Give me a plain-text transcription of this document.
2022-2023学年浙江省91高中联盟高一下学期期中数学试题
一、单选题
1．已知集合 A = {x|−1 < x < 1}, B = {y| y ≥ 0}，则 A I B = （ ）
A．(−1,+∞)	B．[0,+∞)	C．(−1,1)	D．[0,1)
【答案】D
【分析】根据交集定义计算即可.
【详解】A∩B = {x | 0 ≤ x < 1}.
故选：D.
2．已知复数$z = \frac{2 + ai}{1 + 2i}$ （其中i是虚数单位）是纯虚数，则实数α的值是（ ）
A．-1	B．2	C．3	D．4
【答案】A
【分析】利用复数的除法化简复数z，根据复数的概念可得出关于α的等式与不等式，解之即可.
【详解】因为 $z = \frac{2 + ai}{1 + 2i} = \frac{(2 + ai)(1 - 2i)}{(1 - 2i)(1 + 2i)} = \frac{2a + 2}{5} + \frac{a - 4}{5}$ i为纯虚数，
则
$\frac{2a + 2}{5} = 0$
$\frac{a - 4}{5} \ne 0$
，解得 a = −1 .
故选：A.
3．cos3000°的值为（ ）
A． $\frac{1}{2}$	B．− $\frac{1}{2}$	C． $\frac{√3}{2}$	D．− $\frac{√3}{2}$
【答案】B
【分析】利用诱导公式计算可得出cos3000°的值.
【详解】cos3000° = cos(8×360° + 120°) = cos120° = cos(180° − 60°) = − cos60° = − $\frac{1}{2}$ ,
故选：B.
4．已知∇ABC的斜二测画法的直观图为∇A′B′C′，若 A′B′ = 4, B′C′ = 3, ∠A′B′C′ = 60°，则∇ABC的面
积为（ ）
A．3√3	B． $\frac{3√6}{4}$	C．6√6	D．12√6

:::

AIM OF THE TASK
Pull out and copy each line containing the string "frac".

REPLY
2．已知复数$z = \frac{2 + ai}{1 + 2i}$ （其中i是虚数单位）是纯虚数，则实数α的值是（ ）
【详解】因为 $z = \frac{2 + ai}{1 + 2i} = \frac{(2 + ai)(1 - 2i)}{(1 - 2i)(1 + 2i)} = \frac{2a + 2}{5} + \frac{a - 4}{5}$ i为纯虚数，
$\frac{2a + 2}{5} = 0$
$\frac{a - 4}{5} \ne 0$
A． $\frac{1}{2}$	B．− $\frac{1}{2}$	C． $\frac{√3}{2}$	D．− $\frac{√3}{2}$
【详解】cos3000° = cos(8×360° + 120°) = cos120° = cos(180° − 60°) = − cos60° = − $\frac{1}{2}$ ,
A．3√3	B． $\frac{3√6}{4}$	C．6√6	D．12√6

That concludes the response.